_What to produce_
Below are entries. Pull out all lines containing "angular".

(Entries with figure data)
= = = = =
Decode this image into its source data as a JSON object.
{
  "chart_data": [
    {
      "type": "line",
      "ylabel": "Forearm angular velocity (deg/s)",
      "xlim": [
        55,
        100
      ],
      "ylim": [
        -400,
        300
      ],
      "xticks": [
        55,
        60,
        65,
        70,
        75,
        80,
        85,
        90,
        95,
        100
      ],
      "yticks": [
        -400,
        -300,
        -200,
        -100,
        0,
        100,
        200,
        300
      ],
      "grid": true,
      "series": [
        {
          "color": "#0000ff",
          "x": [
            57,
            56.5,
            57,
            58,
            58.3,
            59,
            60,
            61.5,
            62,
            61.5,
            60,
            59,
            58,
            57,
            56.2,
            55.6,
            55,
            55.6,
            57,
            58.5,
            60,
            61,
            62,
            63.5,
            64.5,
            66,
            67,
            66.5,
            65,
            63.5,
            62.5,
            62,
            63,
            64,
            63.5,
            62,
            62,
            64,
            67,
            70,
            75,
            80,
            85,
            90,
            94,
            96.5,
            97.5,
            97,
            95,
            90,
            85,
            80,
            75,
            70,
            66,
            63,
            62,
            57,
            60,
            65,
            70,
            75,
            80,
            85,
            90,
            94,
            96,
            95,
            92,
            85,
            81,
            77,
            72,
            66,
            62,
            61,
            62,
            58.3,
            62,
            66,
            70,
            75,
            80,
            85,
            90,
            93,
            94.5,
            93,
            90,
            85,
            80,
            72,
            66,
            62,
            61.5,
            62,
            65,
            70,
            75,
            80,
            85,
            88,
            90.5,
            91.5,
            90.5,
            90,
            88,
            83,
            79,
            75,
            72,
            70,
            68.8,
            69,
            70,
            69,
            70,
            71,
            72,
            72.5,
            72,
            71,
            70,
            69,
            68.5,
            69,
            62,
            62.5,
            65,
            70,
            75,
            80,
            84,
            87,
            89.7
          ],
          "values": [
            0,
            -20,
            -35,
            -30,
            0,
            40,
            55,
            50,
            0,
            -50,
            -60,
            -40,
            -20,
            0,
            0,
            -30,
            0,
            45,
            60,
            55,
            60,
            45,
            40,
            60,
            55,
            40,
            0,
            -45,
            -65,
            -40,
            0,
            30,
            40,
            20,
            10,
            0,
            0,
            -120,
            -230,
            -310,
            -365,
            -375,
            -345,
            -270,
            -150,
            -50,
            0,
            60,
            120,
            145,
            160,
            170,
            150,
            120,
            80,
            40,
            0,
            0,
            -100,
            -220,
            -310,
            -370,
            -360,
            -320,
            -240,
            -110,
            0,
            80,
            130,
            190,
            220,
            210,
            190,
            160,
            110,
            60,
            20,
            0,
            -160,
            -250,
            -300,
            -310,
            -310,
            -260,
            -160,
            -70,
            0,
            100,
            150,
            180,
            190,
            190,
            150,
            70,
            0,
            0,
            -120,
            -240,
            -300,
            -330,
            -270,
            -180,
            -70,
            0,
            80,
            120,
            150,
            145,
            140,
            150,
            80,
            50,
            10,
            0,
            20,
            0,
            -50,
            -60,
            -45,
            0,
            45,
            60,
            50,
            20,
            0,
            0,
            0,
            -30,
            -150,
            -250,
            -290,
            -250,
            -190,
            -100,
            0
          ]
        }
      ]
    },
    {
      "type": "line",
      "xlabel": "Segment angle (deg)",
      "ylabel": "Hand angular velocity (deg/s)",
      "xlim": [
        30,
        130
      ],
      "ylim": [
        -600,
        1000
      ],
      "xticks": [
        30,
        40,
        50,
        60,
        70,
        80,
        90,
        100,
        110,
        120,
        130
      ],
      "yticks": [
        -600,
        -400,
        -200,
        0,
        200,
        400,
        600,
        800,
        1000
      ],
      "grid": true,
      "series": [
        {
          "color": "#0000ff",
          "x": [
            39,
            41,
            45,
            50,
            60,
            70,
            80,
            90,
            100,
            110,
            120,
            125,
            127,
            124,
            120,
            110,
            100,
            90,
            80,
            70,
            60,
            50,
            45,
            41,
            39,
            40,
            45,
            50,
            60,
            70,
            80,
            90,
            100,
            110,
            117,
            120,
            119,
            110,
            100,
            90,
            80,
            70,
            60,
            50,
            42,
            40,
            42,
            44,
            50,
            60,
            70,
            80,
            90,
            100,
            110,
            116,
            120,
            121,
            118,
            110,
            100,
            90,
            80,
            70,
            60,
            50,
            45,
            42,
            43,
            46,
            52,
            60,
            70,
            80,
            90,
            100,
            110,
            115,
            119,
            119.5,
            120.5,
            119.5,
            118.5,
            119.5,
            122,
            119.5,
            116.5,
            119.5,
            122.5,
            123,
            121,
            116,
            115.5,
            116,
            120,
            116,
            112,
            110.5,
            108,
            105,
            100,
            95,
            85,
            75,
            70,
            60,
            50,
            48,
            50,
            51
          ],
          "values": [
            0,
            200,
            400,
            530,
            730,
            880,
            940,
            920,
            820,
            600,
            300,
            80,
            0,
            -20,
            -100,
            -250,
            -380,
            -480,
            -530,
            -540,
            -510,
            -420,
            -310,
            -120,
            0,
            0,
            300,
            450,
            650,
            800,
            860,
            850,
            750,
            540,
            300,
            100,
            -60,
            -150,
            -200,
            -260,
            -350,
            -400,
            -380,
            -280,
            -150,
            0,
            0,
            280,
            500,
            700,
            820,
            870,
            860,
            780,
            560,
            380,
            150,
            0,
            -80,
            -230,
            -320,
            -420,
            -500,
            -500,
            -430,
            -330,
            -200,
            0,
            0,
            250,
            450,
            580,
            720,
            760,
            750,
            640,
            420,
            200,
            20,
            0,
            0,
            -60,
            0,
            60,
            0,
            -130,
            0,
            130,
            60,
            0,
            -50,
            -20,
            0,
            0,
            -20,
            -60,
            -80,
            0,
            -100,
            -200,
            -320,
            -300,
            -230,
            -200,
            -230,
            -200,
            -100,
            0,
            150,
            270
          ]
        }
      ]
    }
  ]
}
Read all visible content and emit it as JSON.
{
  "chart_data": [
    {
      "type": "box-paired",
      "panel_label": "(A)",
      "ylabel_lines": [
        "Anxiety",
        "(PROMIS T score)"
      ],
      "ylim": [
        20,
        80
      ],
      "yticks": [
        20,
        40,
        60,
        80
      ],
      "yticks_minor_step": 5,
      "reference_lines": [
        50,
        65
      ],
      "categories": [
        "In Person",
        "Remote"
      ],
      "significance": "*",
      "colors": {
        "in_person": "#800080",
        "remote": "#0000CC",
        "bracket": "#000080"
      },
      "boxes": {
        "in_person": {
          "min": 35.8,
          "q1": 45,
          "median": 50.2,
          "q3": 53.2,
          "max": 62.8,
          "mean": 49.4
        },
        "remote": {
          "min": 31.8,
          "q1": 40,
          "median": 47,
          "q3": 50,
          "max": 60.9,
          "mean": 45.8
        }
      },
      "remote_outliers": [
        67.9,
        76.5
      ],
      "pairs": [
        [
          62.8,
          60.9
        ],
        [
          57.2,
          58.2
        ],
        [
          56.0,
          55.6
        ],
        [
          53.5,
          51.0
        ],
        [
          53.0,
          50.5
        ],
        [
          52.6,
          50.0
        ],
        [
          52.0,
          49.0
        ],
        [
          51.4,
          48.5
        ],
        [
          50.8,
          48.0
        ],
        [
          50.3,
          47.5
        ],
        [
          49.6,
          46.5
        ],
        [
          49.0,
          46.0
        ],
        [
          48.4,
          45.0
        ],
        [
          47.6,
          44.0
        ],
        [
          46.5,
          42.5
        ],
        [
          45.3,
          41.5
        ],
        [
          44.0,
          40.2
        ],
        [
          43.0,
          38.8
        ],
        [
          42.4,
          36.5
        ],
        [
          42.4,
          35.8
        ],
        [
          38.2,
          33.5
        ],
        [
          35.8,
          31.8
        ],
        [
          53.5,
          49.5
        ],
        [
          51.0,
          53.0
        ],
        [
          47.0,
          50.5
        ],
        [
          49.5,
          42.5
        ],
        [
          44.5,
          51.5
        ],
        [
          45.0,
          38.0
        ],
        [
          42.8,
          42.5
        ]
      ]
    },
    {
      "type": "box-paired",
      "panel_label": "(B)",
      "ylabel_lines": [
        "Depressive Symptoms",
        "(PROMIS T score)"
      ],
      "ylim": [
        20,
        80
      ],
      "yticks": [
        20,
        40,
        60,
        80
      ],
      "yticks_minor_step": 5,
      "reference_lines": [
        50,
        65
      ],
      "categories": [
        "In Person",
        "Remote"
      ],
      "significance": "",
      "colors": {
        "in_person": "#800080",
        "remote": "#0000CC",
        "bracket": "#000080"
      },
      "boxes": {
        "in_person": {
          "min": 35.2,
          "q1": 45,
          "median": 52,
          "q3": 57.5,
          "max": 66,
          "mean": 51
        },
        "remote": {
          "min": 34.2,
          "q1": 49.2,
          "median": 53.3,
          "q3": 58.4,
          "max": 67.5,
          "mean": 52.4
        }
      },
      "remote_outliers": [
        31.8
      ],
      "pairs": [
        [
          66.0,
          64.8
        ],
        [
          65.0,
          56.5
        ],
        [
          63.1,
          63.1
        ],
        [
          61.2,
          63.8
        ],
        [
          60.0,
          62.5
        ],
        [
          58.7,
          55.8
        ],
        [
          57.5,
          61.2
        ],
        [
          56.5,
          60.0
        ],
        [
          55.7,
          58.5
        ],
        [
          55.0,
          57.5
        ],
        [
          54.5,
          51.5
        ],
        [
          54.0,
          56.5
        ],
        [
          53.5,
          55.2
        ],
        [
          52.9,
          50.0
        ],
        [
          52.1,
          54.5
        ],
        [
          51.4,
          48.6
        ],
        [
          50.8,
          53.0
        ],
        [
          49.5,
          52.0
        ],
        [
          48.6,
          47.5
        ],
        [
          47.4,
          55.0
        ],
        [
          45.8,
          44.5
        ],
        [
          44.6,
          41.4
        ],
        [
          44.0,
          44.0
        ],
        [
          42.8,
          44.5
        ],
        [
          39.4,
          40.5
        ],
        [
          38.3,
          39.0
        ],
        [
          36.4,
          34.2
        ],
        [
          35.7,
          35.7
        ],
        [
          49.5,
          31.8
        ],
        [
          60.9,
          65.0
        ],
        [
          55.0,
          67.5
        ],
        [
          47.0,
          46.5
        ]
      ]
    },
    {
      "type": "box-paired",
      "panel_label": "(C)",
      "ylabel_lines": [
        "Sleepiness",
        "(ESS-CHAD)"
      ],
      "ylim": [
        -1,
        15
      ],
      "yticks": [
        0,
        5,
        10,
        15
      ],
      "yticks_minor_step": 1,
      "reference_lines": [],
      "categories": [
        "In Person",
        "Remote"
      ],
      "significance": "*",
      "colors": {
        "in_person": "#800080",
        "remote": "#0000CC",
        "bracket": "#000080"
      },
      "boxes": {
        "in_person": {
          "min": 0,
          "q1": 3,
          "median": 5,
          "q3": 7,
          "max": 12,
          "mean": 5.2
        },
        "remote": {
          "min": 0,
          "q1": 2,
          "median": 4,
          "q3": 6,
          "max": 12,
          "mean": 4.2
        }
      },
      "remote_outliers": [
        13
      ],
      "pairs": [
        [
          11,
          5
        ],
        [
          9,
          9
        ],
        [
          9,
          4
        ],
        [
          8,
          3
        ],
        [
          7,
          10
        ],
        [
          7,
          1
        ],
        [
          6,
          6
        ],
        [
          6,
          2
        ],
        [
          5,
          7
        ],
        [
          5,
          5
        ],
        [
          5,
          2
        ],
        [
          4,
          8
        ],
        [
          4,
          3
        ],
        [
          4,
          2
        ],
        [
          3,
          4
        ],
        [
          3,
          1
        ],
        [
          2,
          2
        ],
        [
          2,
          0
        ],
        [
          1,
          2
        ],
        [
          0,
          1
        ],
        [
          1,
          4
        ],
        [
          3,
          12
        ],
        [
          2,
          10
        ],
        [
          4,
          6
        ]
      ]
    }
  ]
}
= = = = =
_The reply_
      "ylabel": "Forearm angular velocity (deg/s)",
      "ylabel": "Hand angular velocity (deg/s)",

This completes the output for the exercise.